* **Supplied information**
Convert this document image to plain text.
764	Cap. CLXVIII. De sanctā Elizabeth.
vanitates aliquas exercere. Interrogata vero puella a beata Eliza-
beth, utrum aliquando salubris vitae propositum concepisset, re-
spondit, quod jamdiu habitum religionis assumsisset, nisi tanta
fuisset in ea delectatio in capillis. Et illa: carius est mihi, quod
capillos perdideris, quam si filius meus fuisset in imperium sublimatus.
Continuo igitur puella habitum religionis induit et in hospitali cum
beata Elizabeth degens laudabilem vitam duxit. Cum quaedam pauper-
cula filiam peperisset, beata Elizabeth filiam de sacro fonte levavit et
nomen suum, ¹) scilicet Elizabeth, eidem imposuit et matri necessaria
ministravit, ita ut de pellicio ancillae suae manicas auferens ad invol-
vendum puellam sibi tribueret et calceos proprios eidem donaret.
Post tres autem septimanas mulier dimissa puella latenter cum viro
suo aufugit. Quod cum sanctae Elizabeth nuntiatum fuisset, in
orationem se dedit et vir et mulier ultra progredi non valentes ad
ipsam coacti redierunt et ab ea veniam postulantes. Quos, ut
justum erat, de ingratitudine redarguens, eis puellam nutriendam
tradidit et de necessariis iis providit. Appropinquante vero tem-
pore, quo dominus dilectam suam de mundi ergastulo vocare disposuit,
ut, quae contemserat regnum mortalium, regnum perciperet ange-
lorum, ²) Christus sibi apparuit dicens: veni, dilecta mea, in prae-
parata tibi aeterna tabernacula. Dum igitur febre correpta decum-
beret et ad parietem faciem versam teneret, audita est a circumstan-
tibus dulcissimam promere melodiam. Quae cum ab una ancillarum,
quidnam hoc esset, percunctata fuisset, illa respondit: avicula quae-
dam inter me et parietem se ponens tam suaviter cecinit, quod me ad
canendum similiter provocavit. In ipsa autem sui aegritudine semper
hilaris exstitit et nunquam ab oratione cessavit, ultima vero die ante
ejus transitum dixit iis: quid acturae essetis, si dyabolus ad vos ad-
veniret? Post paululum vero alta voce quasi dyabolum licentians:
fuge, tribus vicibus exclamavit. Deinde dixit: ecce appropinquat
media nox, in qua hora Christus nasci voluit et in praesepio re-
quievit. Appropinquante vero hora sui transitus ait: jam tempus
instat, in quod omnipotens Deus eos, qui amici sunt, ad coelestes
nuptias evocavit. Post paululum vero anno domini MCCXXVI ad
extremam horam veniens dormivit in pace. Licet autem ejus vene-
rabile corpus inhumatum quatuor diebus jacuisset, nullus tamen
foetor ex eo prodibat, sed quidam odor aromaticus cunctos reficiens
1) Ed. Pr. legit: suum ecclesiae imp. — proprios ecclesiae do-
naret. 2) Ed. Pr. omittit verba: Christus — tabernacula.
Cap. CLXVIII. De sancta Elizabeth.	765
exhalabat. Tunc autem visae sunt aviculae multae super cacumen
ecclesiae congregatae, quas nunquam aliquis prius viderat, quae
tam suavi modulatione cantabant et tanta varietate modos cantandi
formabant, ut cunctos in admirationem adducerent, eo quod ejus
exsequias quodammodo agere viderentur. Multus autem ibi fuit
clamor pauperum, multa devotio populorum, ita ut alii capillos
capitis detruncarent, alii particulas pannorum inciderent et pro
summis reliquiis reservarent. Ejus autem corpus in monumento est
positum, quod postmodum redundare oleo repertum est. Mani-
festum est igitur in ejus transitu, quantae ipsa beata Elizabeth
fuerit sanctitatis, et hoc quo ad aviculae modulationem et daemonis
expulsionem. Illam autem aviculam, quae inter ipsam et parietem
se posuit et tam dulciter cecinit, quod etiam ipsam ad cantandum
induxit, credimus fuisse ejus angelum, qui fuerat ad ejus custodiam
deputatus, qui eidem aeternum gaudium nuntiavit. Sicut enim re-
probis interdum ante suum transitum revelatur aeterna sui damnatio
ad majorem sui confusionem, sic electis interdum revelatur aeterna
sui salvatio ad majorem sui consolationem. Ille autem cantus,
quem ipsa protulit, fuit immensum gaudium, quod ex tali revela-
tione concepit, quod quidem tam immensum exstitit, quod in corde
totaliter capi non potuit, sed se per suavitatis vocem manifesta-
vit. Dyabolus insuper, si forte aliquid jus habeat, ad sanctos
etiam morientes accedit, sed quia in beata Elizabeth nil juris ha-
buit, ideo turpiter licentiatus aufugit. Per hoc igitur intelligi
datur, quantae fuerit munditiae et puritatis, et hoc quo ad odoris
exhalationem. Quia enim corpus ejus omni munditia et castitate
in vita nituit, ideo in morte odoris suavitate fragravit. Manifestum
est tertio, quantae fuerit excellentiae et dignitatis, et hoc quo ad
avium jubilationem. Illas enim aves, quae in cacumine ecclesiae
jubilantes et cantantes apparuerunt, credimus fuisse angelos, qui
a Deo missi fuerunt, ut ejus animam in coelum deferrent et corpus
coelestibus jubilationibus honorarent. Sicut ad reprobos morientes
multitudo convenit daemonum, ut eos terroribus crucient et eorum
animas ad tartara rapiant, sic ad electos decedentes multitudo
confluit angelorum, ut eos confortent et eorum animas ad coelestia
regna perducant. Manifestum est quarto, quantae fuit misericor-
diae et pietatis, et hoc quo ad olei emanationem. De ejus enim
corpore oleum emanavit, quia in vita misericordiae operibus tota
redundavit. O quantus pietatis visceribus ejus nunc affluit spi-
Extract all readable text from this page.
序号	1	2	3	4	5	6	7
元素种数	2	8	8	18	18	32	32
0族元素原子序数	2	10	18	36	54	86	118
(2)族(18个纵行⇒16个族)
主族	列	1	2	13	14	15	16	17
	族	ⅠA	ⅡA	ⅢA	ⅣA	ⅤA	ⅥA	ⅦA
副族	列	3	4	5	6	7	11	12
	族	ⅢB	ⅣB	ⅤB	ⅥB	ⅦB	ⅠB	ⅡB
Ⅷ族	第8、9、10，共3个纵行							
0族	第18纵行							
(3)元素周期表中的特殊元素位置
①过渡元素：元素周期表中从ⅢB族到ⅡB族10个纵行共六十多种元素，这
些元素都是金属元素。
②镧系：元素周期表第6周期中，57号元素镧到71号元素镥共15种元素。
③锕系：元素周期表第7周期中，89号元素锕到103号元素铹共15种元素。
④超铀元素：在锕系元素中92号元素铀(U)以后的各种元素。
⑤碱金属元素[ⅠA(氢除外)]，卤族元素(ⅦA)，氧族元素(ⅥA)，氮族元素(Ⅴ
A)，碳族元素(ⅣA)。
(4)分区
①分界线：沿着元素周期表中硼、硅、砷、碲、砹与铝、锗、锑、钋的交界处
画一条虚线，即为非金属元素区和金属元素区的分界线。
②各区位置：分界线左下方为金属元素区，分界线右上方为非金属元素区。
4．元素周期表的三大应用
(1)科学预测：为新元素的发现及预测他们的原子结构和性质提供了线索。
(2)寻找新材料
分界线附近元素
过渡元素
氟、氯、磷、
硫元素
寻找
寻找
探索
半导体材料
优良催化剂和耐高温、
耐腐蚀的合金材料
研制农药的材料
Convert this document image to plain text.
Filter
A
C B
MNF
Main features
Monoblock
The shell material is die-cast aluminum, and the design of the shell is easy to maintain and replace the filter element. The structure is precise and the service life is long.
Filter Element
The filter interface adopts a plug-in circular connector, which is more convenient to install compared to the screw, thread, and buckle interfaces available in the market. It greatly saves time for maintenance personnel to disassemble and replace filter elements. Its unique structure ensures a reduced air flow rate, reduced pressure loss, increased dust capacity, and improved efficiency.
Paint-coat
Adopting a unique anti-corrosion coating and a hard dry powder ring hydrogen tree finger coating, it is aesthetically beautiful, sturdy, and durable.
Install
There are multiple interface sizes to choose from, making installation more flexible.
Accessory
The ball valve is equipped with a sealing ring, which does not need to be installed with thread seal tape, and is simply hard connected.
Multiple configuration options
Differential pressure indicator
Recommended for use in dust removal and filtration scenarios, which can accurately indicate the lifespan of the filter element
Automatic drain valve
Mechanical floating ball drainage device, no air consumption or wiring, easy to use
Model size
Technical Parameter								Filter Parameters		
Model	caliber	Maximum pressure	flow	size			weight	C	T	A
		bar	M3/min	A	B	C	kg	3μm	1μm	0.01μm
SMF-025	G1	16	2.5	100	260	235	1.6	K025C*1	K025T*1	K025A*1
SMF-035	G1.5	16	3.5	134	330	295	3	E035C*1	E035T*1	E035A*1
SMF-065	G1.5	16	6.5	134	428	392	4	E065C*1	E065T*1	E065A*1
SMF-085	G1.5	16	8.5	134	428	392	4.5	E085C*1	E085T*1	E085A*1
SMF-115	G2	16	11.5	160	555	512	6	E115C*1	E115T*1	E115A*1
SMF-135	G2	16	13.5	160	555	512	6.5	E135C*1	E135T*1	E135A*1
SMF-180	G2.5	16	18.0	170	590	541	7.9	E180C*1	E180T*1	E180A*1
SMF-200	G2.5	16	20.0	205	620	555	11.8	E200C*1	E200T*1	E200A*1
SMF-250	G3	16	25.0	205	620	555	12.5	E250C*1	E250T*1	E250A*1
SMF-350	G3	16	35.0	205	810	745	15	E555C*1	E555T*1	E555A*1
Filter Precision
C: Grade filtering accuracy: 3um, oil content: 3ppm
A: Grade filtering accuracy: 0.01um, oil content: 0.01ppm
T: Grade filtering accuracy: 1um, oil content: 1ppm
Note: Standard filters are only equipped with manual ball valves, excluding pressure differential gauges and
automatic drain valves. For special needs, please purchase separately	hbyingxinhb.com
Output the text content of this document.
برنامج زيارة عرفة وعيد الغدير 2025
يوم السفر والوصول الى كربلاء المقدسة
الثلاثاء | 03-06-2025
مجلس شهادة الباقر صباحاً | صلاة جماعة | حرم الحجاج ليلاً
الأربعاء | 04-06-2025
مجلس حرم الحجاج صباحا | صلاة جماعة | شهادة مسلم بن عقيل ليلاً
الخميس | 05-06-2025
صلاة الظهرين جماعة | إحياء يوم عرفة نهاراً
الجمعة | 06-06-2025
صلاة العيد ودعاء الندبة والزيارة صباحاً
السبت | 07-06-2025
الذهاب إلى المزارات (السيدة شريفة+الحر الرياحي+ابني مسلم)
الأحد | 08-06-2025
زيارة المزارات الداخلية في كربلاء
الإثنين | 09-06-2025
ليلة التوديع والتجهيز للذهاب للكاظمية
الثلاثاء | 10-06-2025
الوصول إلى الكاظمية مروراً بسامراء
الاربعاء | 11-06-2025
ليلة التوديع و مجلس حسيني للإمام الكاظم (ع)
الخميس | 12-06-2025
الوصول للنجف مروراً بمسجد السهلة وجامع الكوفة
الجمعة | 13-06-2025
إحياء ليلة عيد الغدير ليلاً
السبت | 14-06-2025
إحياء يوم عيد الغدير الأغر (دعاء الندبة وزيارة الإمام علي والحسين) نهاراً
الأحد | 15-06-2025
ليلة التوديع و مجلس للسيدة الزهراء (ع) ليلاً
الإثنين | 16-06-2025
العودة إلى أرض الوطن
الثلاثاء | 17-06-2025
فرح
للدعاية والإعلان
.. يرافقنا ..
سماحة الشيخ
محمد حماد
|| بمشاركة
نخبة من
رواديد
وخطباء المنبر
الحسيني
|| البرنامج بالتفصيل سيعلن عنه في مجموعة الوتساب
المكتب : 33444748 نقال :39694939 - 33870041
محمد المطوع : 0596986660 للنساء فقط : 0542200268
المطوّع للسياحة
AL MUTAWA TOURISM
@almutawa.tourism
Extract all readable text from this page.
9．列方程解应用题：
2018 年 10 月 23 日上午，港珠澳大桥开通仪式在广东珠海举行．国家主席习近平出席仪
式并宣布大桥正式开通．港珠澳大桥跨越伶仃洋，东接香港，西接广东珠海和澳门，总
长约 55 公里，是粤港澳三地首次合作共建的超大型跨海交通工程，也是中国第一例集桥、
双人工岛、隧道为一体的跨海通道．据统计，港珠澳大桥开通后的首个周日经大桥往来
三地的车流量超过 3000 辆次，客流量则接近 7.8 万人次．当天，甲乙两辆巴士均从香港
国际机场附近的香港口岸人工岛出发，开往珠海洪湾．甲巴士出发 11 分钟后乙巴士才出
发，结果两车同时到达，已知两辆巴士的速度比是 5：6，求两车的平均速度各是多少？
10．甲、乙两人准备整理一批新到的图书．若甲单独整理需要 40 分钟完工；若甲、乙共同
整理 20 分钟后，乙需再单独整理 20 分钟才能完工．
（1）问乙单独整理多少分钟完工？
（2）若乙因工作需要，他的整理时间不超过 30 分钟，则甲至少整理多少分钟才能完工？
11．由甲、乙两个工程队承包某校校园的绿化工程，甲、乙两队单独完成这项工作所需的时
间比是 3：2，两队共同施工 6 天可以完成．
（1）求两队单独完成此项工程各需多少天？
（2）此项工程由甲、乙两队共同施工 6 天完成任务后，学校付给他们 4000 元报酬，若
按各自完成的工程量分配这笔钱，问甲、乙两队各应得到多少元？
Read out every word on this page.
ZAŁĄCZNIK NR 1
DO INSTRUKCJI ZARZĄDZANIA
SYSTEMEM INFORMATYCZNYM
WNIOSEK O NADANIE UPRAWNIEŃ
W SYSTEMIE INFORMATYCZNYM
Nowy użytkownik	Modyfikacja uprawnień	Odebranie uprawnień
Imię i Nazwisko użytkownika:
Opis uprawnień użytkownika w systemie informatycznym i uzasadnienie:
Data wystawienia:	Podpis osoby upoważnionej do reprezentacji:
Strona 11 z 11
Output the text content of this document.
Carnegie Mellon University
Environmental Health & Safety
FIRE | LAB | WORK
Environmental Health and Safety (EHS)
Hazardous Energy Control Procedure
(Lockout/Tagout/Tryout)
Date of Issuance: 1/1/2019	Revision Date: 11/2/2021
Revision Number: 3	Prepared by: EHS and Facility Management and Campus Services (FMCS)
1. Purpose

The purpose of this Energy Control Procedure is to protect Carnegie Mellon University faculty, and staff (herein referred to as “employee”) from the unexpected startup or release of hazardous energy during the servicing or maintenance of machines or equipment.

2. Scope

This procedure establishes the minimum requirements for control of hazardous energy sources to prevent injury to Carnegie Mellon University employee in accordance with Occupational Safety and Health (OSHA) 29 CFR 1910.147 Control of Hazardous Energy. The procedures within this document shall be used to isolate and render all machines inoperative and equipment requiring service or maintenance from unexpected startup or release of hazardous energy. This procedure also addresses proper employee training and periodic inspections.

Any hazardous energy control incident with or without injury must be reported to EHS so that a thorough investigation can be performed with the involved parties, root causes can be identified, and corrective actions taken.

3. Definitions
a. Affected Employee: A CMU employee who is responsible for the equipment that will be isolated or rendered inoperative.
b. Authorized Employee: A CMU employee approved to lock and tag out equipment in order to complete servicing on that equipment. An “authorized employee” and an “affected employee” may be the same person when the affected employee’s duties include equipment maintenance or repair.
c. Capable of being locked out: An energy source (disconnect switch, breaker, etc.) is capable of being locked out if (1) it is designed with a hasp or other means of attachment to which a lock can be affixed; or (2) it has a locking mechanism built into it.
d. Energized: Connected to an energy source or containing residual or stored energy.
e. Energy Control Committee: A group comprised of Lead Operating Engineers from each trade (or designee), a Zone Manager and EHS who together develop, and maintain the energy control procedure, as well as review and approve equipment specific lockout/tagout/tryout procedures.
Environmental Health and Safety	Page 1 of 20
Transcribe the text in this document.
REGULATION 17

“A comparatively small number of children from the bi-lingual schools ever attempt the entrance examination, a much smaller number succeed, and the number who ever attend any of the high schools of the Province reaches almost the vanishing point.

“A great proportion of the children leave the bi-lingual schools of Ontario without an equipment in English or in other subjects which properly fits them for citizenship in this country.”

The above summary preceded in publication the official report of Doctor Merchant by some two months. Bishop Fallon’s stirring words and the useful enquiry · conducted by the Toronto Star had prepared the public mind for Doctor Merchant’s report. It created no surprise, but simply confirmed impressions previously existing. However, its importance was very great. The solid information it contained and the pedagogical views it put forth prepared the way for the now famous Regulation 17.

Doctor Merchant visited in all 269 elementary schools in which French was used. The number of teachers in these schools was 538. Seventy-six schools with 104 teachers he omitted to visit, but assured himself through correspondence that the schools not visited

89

* **Exercise instructions**
Copy out each line of the material that holds the word "Safety".

* **Result for this task**
Environmental Health & Safety
Environmental Health and Safety (EHS)
This procedure establishes the minimum requirements for control of hazardous energy sources to prevent injury to Carnegie Mellon University employee in accordance with Occupational Safety and Health (OSHA) 29 CFR 1910.147 Control of Hazardous Energy. The procedures within this document shall be used to isolate and render all machines inoperative and equipment requiring service or maintenance from unexpected startup or release of hazardous energy. This procedure also addresses proper employee training and periodic inspections.
Environmental Health and Safety	Page 1 of 20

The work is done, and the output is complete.